• Data to process:
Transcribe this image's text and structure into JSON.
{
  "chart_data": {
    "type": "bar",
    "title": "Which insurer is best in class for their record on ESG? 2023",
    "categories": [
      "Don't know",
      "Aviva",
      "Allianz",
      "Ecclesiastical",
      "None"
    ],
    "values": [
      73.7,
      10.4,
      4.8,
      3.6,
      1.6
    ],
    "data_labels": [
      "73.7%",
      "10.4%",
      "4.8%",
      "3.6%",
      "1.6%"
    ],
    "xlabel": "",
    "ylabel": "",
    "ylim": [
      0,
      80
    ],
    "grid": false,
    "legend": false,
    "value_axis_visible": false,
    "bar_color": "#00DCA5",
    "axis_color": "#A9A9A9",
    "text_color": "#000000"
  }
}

• Objective: Scan the lines for the string "false". Copy out each line that matches.

• Solution for this problem:
    "grid": false,
    "legend": false,
    "value_axis_visible": false,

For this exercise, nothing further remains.